**DIRECTIONS**
For every line in the records that has the word "Italian", make a copy.

**DATASET EXCERPTS**
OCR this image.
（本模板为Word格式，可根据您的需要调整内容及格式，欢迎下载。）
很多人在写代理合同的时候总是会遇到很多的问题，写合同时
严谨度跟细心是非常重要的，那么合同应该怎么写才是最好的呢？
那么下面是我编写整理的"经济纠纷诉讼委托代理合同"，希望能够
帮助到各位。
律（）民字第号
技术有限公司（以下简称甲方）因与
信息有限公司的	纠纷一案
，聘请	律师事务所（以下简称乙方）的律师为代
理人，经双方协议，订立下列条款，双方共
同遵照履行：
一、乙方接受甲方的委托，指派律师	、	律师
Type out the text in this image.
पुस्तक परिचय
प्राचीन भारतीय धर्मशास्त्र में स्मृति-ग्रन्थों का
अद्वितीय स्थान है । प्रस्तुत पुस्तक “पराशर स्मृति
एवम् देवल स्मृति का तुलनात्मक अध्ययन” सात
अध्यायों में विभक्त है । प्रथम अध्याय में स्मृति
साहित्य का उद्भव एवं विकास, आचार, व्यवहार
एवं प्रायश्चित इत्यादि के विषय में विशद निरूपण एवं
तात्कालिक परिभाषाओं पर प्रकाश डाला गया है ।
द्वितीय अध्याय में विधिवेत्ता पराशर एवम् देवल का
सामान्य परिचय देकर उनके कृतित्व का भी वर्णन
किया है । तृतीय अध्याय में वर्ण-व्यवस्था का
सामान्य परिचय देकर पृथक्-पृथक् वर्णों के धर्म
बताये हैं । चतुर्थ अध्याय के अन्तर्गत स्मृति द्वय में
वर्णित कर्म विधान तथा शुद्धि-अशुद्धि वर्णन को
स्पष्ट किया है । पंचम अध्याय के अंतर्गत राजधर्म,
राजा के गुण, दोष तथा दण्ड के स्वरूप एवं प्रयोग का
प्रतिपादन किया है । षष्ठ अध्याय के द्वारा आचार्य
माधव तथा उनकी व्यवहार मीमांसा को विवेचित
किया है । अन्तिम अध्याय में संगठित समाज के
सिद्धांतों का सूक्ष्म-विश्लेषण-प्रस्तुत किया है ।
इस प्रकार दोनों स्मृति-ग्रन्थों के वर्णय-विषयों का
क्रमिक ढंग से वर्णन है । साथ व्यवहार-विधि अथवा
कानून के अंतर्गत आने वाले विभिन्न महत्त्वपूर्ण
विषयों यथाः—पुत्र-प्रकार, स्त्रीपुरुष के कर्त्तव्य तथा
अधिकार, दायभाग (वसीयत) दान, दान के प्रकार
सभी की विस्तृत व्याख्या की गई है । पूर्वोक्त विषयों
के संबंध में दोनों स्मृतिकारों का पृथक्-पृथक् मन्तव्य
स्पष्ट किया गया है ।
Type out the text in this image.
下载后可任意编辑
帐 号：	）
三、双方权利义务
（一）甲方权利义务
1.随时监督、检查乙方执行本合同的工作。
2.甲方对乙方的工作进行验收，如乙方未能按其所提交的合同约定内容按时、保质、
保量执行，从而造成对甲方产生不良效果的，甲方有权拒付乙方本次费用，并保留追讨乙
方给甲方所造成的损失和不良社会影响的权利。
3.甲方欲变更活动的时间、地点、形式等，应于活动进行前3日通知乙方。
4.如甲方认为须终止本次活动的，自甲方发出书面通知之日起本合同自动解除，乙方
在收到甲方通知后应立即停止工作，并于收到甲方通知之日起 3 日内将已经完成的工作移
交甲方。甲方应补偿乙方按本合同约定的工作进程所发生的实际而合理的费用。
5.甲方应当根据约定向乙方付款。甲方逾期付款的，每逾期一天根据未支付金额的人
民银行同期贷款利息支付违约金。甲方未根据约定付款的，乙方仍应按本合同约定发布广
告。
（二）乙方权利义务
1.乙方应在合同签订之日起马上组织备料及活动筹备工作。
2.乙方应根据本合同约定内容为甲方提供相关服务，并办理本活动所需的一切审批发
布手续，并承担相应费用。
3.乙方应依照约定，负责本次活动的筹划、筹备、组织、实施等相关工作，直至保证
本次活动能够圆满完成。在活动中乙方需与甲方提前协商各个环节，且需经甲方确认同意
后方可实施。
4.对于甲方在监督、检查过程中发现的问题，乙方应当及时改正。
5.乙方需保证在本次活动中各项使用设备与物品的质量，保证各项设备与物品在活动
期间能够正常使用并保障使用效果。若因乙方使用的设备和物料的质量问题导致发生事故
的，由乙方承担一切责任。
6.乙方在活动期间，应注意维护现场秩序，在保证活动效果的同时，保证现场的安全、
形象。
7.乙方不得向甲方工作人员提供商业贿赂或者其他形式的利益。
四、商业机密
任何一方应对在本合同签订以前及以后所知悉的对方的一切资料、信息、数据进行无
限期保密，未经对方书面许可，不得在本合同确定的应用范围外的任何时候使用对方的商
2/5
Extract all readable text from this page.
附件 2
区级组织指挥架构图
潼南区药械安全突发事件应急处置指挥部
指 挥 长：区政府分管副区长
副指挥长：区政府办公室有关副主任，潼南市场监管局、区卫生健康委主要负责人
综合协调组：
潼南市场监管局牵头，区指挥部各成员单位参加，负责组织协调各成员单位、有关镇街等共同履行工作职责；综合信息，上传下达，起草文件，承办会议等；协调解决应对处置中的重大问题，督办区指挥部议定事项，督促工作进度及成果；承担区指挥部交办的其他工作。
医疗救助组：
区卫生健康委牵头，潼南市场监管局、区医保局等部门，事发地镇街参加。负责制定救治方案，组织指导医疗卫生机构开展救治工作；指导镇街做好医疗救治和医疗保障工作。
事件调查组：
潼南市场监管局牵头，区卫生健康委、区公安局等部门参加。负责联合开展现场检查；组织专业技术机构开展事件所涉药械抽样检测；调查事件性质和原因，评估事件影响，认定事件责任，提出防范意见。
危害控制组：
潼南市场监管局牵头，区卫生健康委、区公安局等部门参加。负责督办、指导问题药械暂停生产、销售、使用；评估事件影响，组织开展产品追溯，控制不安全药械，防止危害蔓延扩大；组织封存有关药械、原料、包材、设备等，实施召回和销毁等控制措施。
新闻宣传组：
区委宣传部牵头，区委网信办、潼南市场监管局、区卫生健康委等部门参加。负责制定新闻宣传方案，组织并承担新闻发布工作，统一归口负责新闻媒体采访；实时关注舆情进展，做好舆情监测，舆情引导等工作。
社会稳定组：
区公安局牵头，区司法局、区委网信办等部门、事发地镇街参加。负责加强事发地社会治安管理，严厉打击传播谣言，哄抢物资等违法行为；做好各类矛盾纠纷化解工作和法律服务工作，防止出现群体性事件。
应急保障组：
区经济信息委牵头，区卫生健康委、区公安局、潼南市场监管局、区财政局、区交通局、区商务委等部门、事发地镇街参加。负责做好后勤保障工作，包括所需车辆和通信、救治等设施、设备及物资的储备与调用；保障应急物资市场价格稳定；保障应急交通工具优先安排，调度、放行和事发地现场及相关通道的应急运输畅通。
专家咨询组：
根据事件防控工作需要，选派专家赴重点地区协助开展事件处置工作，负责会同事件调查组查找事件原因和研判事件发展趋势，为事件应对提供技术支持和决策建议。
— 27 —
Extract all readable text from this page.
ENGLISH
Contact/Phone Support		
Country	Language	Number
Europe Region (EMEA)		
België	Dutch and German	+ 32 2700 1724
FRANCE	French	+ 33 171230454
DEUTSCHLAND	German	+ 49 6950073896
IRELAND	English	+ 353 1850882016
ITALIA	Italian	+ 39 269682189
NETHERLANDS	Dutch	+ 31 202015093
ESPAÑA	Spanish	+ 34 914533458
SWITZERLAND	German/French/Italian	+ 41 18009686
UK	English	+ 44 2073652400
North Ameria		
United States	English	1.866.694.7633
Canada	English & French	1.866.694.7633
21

**ANSWER BELOW**
ITALIA	Italian	+ 39 269682189
SWITZERLAND	German/French/Italian	+ 41 18009686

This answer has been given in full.